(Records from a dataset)
============

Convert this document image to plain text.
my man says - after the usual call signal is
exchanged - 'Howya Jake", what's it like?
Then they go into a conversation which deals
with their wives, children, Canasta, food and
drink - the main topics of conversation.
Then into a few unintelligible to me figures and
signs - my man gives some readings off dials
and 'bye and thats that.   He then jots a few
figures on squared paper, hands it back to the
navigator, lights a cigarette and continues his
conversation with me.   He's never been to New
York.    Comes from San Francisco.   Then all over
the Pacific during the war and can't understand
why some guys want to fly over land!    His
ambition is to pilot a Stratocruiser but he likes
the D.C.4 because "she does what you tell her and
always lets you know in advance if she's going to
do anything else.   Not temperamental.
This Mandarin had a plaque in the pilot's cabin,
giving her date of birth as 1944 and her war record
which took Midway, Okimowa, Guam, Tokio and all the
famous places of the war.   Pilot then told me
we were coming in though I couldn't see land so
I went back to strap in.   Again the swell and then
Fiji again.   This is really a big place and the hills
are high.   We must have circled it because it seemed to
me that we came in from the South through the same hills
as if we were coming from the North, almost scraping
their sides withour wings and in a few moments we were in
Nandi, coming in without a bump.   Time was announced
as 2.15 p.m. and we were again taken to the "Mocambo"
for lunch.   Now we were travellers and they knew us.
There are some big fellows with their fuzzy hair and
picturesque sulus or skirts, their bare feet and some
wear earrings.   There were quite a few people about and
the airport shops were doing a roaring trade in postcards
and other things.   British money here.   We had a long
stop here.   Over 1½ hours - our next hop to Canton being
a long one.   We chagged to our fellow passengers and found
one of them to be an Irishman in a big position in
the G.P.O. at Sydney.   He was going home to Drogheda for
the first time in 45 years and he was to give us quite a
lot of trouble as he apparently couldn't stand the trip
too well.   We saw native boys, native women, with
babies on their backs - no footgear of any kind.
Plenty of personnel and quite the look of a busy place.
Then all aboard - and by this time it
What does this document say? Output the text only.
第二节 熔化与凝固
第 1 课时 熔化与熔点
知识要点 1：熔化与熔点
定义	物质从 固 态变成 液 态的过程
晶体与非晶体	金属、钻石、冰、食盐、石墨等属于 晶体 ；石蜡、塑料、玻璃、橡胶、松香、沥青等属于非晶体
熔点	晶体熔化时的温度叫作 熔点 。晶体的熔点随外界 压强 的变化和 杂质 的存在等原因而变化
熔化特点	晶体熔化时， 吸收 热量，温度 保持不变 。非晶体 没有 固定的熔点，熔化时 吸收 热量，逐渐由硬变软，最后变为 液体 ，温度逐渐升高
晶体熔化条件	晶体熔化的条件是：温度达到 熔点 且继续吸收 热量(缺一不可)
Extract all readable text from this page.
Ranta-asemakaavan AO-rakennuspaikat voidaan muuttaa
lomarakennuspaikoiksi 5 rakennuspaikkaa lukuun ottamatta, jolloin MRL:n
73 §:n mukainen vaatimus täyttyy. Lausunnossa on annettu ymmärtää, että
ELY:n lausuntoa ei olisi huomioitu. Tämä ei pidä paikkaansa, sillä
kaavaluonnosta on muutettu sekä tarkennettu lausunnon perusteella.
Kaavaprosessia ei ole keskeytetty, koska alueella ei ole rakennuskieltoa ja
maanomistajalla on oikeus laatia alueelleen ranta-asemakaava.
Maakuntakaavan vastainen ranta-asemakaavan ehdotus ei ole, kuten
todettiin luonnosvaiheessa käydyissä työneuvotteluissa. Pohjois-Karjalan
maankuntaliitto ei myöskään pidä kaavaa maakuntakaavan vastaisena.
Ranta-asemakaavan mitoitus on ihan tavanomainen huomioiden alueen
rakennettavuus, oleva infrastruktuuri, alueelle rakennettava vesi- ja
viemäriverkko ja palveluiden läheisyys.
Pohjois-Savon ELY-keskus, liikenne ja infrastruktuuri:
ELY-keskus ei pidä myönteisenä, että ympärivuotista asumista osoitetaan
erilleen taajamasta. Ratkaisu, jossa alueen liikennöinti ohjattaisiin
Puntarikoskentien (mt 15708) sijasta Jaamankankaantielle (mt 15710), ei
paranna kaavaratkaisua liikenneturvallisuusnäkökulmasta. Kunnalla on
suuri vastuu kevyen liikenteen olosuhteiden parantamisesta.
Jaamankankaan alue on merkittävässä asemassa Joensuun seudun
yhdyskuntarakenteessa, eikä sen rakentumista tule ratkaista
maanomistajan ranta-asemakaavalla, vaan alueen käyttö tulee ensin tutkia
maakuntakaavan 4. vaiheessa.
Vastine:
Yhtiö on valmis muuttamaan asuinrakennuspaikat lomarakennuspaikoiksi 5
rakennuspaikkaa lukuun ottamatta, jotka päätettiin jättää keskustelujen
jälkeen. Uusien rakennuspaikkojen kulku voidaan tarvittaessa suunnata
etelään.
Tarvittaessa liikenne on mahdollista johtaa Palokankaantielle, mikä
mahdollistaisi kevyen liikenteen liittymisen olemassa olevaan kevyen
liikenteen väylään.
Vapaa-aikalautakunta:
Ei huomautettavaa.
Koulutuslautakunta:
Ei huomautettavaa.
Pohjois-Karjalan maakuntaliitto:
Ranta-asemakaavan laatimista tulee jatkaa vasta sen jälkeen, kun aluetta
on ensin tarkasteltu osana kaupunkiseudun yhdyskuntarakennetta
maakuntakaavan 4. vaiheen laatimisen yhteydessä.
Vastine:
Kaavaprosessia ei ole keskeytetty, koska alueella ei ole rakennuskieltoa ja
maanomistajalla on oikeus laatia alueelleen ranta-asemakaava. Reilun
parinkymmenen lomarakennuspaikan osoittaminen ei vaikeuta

============

◆ PROBLEM TO WORK ON ◆
Provide the number of lines in these entries that hold the word "tulee", without any accompanying text.

◆ THE SOLUTION ◆
2